## [Task to complete]
Carry none of the pictures over; write out the complete data exactly.

--- Input material ---

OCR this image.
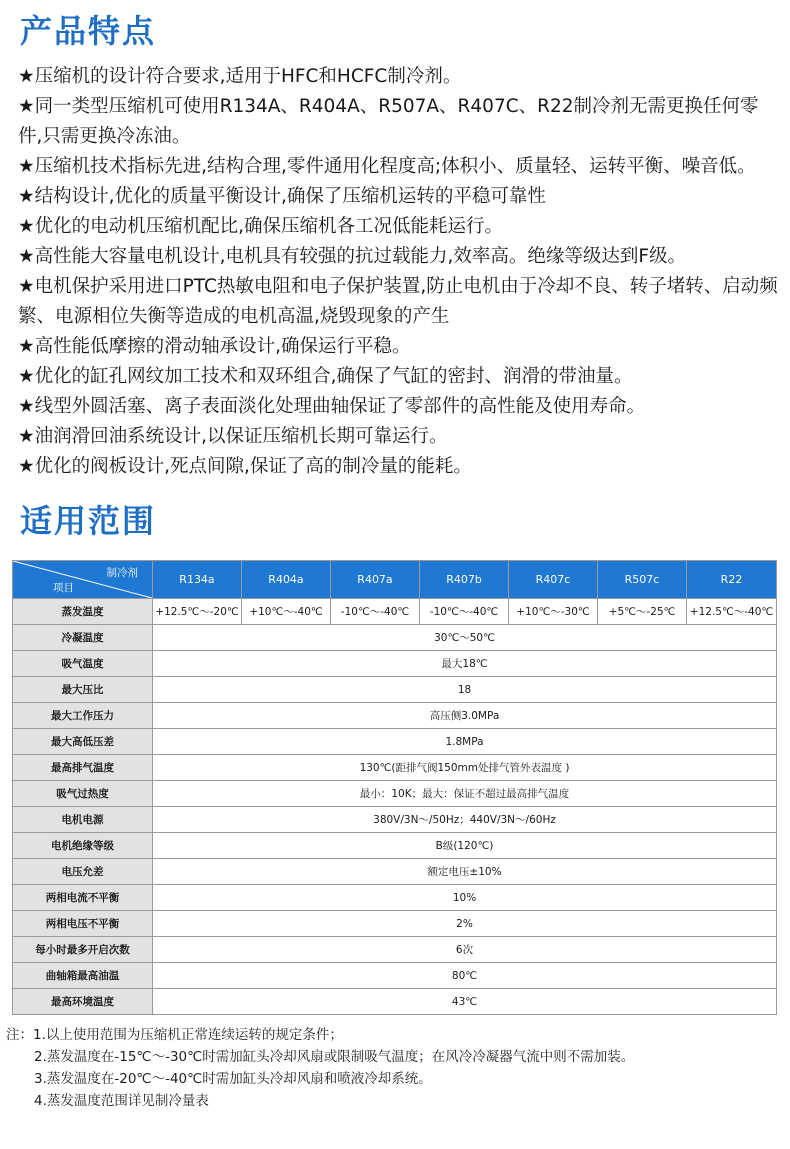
产品特点
★压缩机的设计符合要求,适用于HFC和HCFC制冷剂。
★同一类型压缩机可使用R134A、R404A、R507A、R407C、R22制冷剂无需更换任何零件,只需更换冷冻油。
★压缩机技术指标先进,结构合理,零件通用化程度高;体积小、质量轻、运转平衡、噪音低。
★结构设计,优化的质量平衡设计,确保了压缩机运转的平稳可靠性
★优化的电动机压缩机配比,确保压缩机各工况低能耗运行。
★高性能大容量电机设计,电机具有较强的抗过载能力,效率高。绝缘等级达到F级。
★电机保护采用进口PTC热敏电阻和电子保护装置,防止电机由于冷却不良、转子堵转、启动频繁、电源相位失衡等造成的电机高温,烧毁现象的产生
★高性能低摩擦的滑动轴承设计,确保运行平稳。
★优化的缸孔网纹加工技术和双环组合,确保了气缸的密封、润滑的带油量。
★线型外圆活塞、离子表面淡化处理曲轴保证了零部件的高性能及使用寿命。
★油润滑回油系统设计,以保证压缩机长期可靠运行。
★优化的阀板设计,死点间隙,保证了高的制冷量的能耗。
适用范围
制冷剂
项目	R134a	R404a	R407a	R407b	R407c	R507c	R22
蒸发温度	+12.5℃～-20℃	+10℃～-40℃	-10℃～-40℃	-10℃～-40℃	+10℃～-30℃	+5℃～-25℃	+12.5℃～-40℃
冷凝温度	30℃～50℃						
吸气温度	最大18℃						
最大压比	18						
最大工作压力	高压侧3.0MPa						
最大高低压差	1.8MPa						
最高排气温度	130℃(距排气阀150mm处排气管外表温度 )						
吸气过热度	最小：10K；最大：保证不超过最高排气温度						
电机电源	380V/3N～/50Hz；440V/3N～/60Hz						
电机绝缘等级	B级(120℃)						
电压允差	额定电压±10%						
两相电流不平衡	10%						
两相电压不平衡	2%						
每小时最多开启次数	6次						
曲轴箱最高油温	80℃						
最高环境温度	43℃						
注：1.以上使用范围为压缩机正常连续运转的规定条件；
2.蒸发温度在-15℃～-30℃时需加缸头冷却风扇或限制吸气温度；在风冷冷凝器气流中则不需加装。
3.蒸发温度在-20℃～-40℃时需加缸头冷却风扇和喷液冷却系统。
4.蒸发温度范围详见制冷量表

---

## [Reply to the exercise]
OCR this image.
产品特点
★压缩机的设计符合要求,适用于HFC和HCFC制冷剂。
★同一类型压缩机可使用R134A、R404A、R507A、R407C、R22制冷剂无需更换任何零件,只需更换冷冻油。
★压缩机技术指标先进,结构合理,零件通用化程度高;体积小、质量轻、运转平衡、噪音低。
★结构设计,优化的质量平衡设计,确保了压缩机运转的平稳可靠性
★优化的电动机压缩机配比,确保压缩机各工况低能耗运行。
★高性能大容量电机设计,电机具有较强的抗过载能力,效率高。绝缘等级达到F级。
★电机保护采用进口PTC热敏电阻和电子保护装置,防止电机由于冷却不良、转子堵转、启动频繁、电源相位失衡等造成的电机高温,烧毁现象的产生
★高性能低摩擦的滑动轴承设计,确保运行平稳。
★优化的缸孔网纹加工技术和双环组合,确保了气缸的密封、润滑的带油量。
★线型外圆活塞、离子表面淡化处理曲轴保证了零部件的高性能及使用寿命。
★油润滑回油系统设计,以保证压缩机长期可靠运行。
★优化的阀板设计,死点间隙,保证了高的制冷量的能耗。
适用范围
制冷剂
项目	R134a	R404a	R407a	R407b	R407c	R507c	R22
蒸发温度	+12.5℃～-20℃	+10℃～-40℃	-10℃～-40℃	-10℃～-40℃	+10℃～-30℃	+5℃～-25℃	+12.5℃～-40℃
冷凝温度	30℃～50℃						
吸气温度	最大18℃						
最大压比	18						
最大工作压力	高压侧3.0MPa						
最大高低压差	1.8MPa						
最高排气温度	130℃(距排气阀150mm处排气管外表温度 )						
吸气过热度	最小：10K；最大：保证不超过最高排气温度						
电机电源	380V/3N～/50Hz；440V/3N～/60Hz						
电机绝缘等级	B级(120℃)						
电压允差	额定电压±10%						
两相电流不平衡	10%						
两相电压不平衡	2%						
每小时最多开启次数	6次						
曲轴箱最高油温	80℃						
最高环境温度	43℃						
注：1.以上使用范围为压缩机正常连续运转的规定条件；
2.蒸发温度在-15℃～-30℃时需加缸头冷却风扇或限制吸气温度；在风冷冷凝器气流中则不需加装。
3.蒸发温度在-20℃～-40℃时需加缸头冷却风扇和喷液冷却系统。
4.蒸发温度范围详见制冷量表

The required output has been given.